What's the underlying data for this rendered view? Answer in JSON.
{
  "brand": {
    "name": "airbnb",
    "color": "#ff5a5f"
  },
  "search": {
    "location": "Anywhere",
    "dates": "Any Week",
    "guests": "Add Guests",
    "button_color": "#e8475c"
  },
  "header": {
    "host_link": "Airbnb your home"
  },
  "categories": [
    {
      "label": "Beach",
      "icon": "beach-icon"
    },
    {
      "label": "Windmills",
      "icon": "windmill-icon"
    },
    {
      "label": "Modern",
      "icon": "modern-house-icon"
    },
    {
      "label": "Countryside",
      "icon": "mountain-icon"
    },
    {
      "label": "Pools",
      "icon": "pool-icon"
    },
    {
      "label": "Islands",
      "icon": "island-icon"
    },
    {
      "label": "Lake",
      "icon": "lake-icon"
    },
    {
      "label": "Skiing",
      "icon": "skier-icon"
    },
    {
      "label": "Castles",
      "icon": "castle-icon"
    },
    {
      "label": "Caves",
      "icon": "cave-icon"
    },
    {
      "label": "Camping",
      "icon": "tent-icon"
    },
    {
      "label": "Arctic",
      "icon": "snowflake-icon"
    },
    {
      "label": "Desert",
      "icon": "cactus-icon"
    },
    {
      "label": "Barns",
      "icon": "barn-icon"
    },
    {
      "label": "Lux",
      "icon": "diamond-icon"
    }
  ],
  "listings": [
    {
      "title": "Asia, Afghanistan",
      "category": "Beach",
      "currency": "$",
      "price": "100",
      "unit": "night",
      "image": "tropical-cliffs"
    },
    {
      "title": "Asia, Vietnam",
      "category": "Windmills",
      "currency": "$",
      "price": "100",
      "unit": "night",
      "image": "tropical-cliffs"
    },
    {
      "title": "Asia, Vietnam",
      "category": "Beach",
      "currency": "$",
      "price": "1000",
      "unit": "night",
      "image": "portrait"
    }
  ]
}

· · · · ·

**EXERCISE REQUIREMENTS**.
Output the full listing exactly as it stands.

**THE OUTPUT**.
What's the underlying data for this rendered view? Answer in JSON.
{
  "brand": {
    "name": "airbnb",
    "color": "#ff5a5f"
  },
  "search": {
    "location": "Anywhere",
    "dates": "Any Week",
    "guests": "Add Guests",
    "button_color": "#e8475c"
  },
  "header": {
    "host_link": "Airbnb your home"
  },
  "categories": [
    {
      "label": "Beach",
      "icon": "beach-icon"
    },
    {
      "label": "Windmills",
      "icon": "windmill-icon"
    },
    {
      "label": "Modern",
      "icon": "modern-house-icon"
    },
    {
      "label": "Countryside",
      "icon": "mountain-icon"
    },
    {
      "label": "Pools",
      "icon": "pool-icon"
    },
    {
      "label": "Islands",
      "icon": "island-icon"
    },
    {
      "label": "Lake",
      "icon": "lake-icon"
    },
    {
      "label": "Skiing",
      "icon": "skier-icon"
    },
    {
      "label": "Castles",
      "icon": "castle-icon"
    },
    {
      "label": "Caves",
      "icon": "cave-icon"
    },
    {
      "label": "Camping",
      "icon": "tent-icon"
    },
    {
      "label": "Arctic",
      "icon": "snowflake-icon"
    },
    {
      "label": "Desert",
      "icon": "cactus-icon"
    },
    {
      "label": "Barns",
      "icon": "barn-icon"
    },
    {
      "label": "Lux",
      "icon": "diamond-icon"
    }
  ],
  "listings": [
    {
      "title": "Asia, Afghanistan",
      "category": "Beach",
      "currency": "$",
      "price": "100",
      "unit": "night",
      "image": "tropical-cliffs"
    },
    {
      "title": "Asia, Vietnam",
      "category": "Windmills",
      "currency": "$",
      "price": "100",
      "unit": "night",
      "image": "tropical-cliffs"
    },
    {
      "title": "Asia, Vietnam",
      "category": "Beach",
      "currency": "$",
      "price": "1000",
      "unit": "night",
      "image": "portrait"
    }
  ]
}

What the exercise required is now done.